**TASK GOAL**:
Format the lines of the data between the line containing "84, 578, 98]" and the line containing "9, 412, 30]", inclusive, as a JSON list of strings with one string per line and no blank lines.

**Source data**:
------------------------------------------------

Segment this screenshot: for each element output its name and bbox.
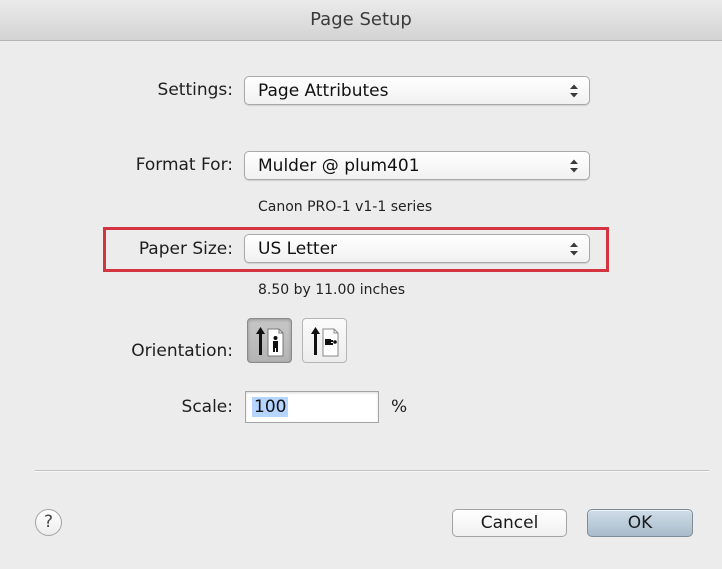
up-down-arrows-icon	[570, 84, 578, 98]
orientation-label: Orientation:	[131, 341, 233, 361]
settings-value: Page Attributes	[258, 81, 389, 101]
page-setup-dialog: Page Setup Settings: Page Attributes For…	[0, 0, 722, 569]
up-down-arrows-icon	[570, 159, 578, 173]
paper-dimensions: 8.50 by 11.00 inches	[258, 282, 406, 298]
format-for-value: Mulder @ plum401	[258, 156, 420, 176]
portrait-orientation-button[interactable]	[247, 318, 292, 363]
scale-unit: %	[391, 397, 408, 417]
format-for-label: Format For:	[135, 155, 233, 175]
scale-input[interactable]: 100	[245, 391, 379, 423]
up-down-arrows-icon	[570, 242, 578, 256]
landscape-orientation-icon	[311, 327, 339, 357]
paper-size-value: US Letter	[258, 239, 338, 259]
separator	[35, 470, 709, 472]
scale-label: Scale:	[181, 397, 233, 417]
help-icon: ?	[43, 512, 54, 532]
paper-size-label: Paper Size:	[138, 239, 233, 259]
format-for-popup[interactable]: Mulder @ plum401	[244, 151, 590, 180]
portrait-orientation-icon	[256, 327, 284, 357]
scale-value: 100	[252, 397, 289, 417]
ok-button[interactable]: OK	[587, 509, 693, 537]
window-title: Page Setup	[310, 9, 412, 30]
cancel-button[interactable]: Cancel	[452, 509, 567, 537]
landscape-orientation-button[interactable]	[302, 318, 347, 363]
printer-info: Canon PRO-1 v1-1 series	[258, 199, 433, 215]
title-bar[interactable]: Page Setup	[0, 0, 722, 41]
paper-size-popup[interactable]: US Letter	[244, 234, 590, 263]
settings-label: Settings:	[157, 80, 233, 100]
settings-popup[interactable]: Page Attributes	[244, 76, 590, 105]
help-button[interactable]: ?	[35, 509, 62, 536]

------------------------------------------------

**WRITTEN ANSWER**:
[
  "up-down-arrows-icon\t[570, 84, 578, 98]",
  "orientation-label: Orientation:\t[131, 341, 233, 361]",
  "settings-value: Page Attributes\t[258, 81, 389, 101]",
  "page-setup-dialog: Page Setup Settings: Page Attributes For…\t[0, 0, 722, 569]",
  "up-down-arrows-icon\t[570, 159, 578, 173]",
  "paper-dimensions: 8.50 by 11.00 inches\t[258, 282, 406, 298]",
  "format-for-value: Mulder @ plum401\t[258, 156, 420, 176]",
  "portrait-orientation-button[interactable]\t[247, 318, 292, 363]",
  "scale-unit: %\t[391, 397, 408, 417]",
  "format-for-label: Format For:\t[135, 155, 233, 175]",
  "scale-input[interactable]: 100\t[245, 391, 379, 423]",
  "up-down-arrows-icon\t[570, 242, 578, 256]",
  "landscape-orientation-icon\t[311, 327, 339, 357]",
  "paper-size-value: US Letter\t[258, 239, 338, 259]",
  "separator\t[35, 470, 709, 472]",
  "scale-label: Scale:\t[181, 397, 233, 417]",
  "help-icon: ?\t[43, 512, 54, 532]",
  "paper-size-label: Paper Size:\t[138, 239, 233, 259]",
  "format-for-popup[interactable]: Mulder @ plum401\t[244, 151, 590, 180]",
  "portrait-orientation-icon\t[256, 327, 284, 357]",
  "scale-value: 100\t[252, 397, 289, 417]",
  "ok-button[interactable]: OK\t[587, 509, 693, 537]",
  "window-title: Page Setup\t[310, 9, 412, 30]"
]